TASK TO CARRY OUT ▸ Each entry must be given again exactly; images do not belong in the copy.

GIVEN RECORDS ▸
+===+
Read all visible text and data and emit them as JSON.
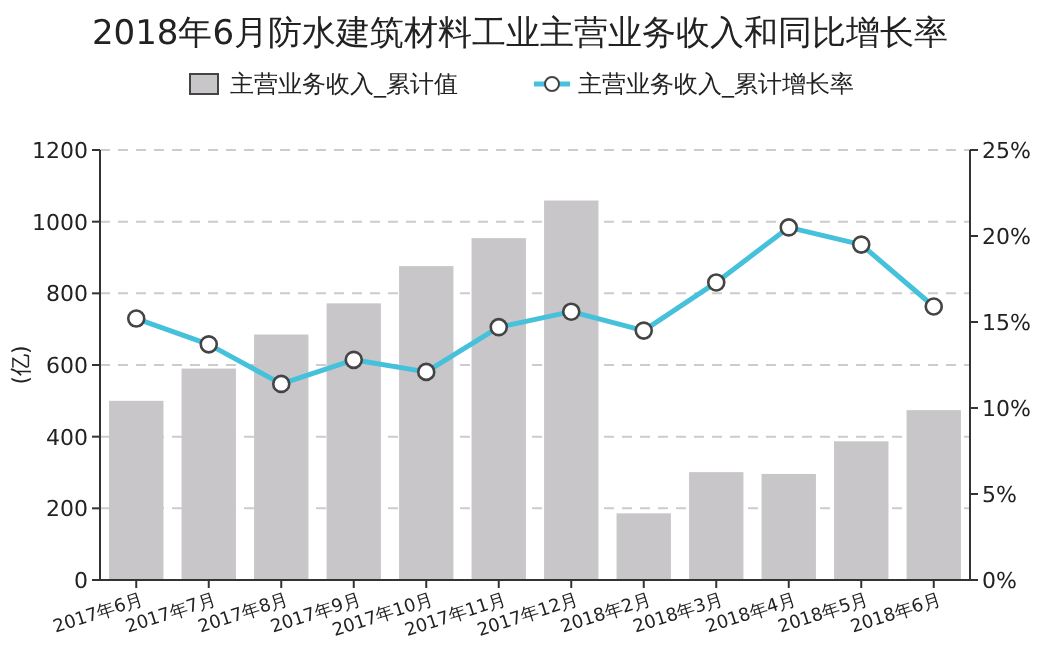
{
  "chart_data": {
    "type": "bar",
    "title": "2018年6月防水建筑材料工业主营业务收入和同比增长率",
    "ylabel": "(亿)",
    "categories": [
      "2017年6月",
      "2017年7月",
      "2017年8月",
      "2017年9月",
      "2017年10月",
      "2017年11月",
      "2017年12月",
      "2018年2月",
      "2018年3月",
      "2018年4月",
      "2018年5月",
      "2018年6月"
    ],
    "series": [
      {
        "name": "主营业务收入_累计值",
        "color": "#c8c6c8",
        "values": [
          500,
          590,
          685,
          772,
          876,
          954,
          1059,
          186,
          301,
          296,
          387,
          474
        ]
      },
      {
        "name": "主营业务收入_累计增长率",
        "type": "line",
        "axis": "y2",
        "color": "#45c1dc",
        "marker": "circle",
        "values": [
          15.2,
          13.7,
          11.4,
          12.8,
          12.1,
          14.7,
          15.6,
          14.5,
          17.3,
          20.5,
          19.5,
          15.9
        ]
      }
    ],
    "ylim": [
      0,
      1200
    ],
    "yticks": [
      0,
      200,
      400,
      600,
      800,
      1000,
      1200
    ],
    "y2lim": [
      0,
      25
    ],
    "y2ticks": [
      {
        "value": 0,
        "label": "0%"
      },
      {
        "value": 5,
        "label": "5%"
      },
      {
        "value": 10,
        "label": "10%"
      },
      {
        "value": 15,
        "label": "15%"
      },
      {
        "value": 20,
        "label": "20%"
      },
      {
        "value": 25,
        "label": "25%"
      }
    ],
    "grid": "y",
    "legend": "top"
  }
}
+===+
REPLY TO THE EXERCISE ▸
Read all visible text and data and emit them as JSON.
{
  "chart_data": {
    "type": "bar",
    "title": "2018年6月防水建筑材料工业主营业务收入和同比增长率",
    "ylabel": "(亿)",
    "categories": [
      "2017年6月",
      "2017年7月",
      "2017年8月",
      "2017年9月",
      "2017年10月",
      "2017年11月",
      "2017年12月",
      "2018年2月",
      "2018年3月",
      "2018年4月",
      "2018年5月",
      "2018年6月"
    ],
    "series": [
      {
        "name": "主营业务收入_累计值",
        "color": "#c8c6c8",
        "values": [
          500,
          590,
          685,
          772,
          876,
          954,
          1059,
          186,
          301,
          296,
          387,
          474
        ]
      },
      {
        "name": "主营业务收入_累计增长率",
        "type": "line",
        "axis": "y2",
        "color": "#45c1dc",
        "marker": "circle",
        "values": [
          15.2,
          13.7,
          11.4,
          12.8,
          12.1,
          14.7,
          15.6,
          14.5,
          17.3,
          20.5,
          19.5,
          15.9
        ]
      }
    ],
    "ylim": [
      0,
      1200
    ],
    "yticks": [
      0,
      200,
      400,
      600,
      800,
      1000,
      1200
    ],
    "y2lim": [
      0,
      25
    ],
    "y2ticks": [
      {
        "value": 0,
        "label": "0%"
      },
      {
        "value": 5,
        "label": "5%"
      },
      {
        "value": 10,
        "label": "10%"
      },
      {
        "value": 15,
        "label": "15%"
      },
      {
        "value": 20,
        "label": "20%"
      },
      {
        "value": 25,
        "label": "25%"
      }
    ],
    "grid": "y",
    "legend": "top"
  }
}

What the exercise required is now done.